▶ What the task asks:
Examine the entries and show every line in which the word "true" is found.

▶ Provided records:

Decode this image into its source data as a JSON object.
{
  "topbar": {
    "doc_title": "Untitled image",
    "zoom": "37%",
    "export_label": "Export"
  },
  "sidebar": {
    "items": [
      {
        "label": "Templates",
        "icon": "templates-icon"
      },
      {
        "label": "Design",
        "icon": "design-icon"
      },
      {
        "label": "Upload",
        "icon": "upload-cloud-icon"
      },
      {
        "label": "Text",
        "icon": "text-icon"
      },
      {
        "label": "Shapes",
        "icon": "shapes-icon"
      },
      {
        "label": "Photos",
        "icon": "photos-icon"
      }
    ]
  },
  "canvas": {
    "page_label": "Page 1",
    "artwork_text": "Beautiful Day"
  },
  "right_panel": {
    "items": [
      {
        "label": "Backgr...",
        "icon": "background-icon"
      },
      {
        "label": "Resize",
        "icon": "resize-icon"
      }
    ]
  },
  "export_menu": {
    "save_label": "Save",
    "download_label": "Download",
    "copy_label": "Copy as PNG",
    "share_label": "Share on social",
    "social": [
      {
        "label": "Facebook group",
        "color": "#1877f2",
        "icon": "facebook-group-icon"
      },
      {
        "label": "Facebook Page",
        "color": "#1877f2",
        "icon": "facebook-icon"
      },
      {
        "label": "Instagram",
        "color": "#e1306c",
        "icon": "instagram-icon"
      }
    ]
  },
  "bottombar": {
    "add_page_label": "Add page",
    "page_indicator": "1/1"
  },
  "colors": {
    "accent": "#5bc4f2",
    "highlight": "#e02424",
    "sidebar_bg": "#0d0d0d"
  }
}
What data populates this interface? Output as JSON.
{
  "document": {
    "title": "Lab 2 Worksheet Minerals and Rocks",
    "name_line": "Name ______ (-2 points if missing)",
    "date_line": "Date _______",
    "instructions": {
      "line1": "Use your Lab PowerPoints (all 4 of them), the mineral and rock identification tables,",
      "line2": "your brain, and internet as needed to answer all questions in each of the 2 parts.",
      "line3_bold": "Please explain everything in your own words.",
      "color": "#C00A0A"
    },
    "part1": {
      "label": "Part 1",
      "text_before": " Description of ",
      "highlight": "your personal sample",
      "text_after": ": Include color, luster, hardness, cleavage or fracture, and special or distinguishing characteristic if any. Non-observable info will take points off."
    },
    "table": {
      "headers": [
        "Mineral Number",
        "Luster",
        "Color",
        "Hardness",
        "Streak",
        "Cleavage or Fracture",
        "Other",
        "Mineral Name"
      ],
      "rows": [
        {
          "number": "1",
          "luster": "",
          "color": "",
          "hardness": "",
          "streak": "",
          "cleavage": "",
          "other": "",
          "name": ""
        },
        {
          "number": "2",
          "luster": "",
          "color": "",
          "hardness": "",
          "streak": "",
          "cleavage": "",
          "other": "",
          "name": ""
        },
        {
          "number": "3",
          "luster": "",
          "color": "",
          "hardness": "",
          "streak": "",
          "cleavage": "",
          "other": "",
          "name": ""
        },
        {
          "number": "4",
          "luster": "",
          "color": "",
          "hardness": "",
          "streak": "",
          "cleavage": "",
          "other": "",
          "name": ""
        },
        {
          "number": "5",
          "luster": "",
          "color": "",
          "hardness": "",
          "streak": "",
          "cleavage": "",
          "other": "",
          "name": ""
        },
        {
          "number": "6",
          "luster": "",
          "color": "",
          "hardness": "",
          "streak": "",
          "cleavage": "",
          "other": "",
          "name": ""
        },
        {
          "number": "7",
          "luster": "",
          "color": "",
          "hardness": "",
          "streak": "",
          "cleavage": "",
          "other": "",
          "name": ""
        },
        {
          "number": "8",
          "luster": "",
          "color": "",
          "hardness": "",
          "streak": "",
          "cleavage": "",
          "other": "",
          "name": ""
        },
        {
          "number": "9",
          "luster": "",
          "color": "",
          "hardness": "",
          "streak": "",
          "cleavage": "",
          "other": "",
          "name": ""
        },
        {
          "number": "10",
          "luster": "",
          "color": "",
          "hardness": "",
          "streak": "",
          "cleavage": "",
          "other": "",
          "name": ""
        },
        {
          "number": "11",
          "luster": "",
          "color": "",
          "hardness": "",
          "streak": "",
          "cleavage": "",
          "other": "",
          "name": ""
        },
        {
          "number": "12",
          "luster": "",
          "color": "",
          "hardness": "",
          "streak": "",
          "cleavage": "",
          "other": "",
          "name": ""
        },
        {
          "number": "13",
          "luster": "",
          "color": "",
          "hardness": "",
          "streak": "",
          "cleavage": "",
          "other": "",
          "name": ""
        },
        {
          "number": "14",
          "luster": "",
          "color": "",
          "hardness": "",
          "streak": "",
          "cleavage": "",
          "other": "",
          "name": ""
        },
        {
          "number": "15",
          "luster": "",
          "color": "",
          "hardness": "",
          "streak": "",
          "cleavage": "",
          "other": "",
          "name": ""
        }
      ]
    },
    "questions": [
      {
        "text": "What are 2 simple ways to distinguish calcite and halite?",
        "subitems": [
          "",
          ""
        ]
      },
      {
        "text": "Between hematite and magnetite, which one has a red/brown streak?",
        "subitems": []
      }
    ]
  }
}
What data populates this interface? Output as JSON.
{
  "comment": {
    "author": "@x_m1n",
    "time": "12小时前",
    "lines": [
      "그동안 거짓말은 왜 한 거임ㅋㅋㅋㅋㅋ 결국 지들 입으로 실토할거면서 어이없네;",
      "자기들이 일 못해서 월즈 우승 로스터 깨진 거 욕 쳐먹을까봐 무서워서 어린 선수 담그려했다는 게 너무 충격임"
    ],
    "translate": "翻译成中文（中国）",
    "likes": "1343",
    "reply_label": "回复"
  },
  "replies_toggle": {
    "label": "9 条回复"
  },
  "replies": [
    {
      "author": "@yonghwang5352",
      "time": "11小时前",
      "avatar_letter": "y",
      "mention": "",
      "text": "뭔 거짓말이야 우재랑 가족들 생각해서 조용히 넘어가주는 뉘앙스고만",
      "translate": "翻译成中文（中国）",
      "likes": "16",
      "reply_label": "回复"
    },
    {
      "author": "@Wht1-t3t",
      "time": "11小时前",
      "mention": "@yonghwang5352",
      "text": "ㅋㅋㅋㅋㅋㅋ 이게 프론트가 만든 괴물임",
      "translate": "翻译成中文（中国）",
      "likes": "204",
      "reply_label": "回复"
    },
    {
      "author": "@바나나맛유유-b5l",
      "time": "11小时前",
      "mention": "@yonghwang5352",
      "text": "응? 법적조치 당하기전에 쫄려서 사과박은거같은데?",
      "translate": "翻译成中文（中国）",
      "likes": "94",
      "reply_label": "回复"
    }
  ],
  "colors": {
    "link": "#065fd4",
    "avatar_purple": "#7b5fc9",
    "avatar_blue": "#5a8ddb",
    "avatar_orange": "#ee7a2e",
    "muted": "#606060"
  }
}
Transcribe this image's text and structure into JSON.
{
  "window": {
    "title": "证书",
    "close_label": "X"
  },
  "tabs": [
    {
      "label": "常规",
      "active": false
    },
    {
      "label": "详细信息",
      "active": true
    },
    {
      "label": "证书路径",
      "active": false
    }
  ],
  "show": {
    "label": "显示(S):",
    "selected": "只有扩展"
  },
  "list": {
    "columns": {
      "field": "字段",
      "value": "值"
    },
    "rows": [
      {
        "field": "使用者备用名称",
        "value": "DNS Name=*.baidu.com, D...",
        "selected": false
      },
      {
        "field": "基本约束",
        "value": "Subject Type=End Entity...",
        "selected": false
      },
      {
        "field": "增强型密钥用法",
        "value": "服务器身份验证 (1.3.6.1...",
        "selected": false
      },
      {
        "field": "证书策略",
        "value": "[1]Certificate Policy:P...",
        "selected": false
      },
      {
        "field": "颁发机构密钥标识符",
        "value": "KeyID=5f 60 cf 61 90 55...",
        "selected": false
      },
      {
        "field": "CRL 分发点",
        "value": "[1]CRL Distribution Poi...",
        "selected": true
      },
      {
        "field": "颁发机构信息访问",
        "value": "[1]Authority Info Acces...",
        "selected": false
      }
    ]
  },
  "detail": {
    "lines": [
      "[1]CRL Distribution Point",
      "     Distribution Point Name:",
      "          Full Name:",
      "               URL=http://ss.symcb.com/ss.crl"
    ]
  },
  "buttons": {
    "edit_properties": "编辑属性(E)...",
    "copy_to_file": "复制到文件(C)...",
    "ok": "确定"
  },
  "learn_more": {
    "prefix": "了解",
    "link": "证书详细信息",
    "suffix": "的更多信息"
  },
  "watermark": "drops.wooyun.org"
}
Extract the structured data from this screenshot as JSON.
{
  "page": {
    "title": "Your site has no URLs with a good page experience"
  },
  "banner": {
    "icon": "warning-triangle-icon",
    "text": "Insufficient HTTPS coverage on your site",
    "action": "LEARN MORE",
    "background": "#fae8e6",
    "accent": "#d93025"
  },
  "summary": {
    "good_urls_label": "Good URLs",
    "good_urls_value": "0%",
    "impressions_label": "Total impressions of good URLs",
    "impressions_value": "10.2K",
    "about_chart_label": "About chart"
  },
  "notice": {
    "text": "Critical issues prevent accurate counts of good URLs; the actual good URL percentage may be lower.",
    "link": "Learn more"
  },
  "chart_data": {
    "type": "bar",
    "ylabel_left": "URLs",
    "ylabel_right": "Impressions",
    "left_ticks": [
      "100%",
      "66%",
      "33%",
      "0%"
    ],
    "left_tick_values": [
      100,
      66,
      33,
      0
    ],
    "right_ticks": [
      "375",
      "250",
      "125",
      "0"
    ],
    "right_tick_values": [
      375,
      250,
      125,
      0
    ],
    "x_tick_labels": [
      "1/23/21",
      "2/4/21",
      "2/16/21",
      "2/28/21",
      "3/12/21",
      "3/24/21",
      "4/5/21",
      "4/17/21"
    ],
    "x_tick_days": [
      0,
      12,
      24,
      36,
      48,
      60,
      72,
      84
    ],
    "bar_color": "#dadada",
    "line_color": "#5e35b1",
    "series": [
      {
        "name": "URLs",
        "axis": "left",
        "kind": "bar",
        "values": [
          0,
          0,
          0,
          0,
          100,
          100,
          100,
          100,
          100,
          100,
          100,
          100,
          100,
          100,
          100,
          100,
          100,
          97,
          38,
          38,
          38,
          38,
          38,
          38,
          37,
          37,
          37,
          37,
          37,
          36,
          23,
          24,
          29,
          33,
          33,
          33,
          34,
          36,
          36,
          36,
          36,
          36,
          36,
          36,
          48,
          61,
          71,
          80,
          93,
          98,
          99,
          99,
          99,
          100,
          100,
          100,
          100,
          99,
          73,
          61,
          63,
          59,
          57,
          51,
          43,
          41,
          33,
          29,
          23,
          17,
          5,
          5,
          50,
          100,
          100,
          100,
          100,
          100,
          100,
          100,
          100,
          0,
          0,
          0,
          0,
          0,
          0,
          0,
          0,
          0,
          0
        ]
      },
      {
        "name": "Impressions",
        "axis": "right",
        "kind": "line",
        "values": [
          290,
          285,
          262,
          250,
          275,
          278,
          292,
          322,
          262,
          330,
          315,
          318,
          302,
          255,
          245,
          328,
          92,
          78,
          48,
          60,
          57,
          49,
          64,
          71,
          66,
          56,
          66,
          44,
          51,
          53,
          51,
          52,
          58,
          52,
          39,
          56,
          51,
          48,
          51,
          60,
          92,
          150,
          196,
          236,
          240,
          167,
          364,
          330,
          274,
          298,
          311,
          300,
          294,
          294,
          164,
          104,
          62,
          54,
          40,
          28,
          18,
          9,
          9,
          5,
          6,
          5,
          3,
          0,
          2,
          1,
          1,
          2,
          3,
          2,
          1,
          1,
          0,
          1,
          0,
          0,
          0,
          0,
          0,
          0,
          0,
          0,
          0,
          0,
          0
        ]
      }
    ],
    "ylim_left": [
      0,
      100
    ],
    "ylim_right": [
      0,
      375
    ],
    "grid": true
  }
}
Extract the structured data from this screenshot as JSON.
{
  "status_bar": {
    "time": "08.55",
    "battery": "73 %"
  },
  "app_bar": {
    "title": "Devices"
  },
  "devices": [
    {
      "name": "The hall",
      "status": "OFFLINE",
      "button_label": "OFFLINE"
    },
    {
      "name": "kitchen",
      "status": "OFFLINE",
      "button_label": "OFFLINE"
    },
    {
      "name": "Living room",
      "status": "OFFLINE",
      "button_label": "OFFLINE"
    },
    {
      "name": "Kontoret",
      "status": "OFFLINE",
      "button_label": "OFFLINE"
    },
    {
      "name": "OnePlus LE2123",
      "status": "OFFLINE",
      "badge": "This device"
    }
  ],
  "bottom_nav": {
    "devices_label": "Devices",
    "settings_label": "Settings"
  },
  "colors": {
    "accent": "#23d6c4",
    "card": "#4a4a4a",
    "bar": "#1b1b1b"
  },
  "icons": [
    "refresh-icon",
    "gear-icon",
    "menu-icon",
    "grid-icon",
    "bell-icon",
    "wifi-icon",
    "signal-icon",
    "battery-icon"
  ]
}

▶ Result of this task:
      "active": true
        "selected": true
    "grid": true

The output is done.